Entries from a dataset:
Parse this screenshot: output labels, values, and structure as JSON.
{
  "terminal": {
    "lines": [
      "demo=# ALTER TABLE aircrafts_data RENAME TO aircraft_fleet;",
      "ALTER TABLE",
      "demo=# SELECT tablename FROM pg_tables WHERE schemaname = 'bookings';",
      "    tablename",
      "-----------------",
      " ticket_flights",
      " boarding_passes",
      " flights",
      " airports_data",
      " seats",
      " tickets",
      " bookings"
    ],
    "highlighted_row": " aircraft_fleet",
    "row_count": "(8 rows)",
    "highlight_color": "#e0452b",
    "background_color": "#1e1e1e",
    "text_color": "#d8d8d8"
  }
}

STATED PROBLEM: Pick out, from the lines above, every one that contains the string "demo".

CORRECT OUTPUT:
      "demo=# ALTER TABLE aircrafts_data RENAME TO aircraft_fleet;",
      "demo=# SELECT tablename FROM pg_tables WHERE schemaname = 'bookings';",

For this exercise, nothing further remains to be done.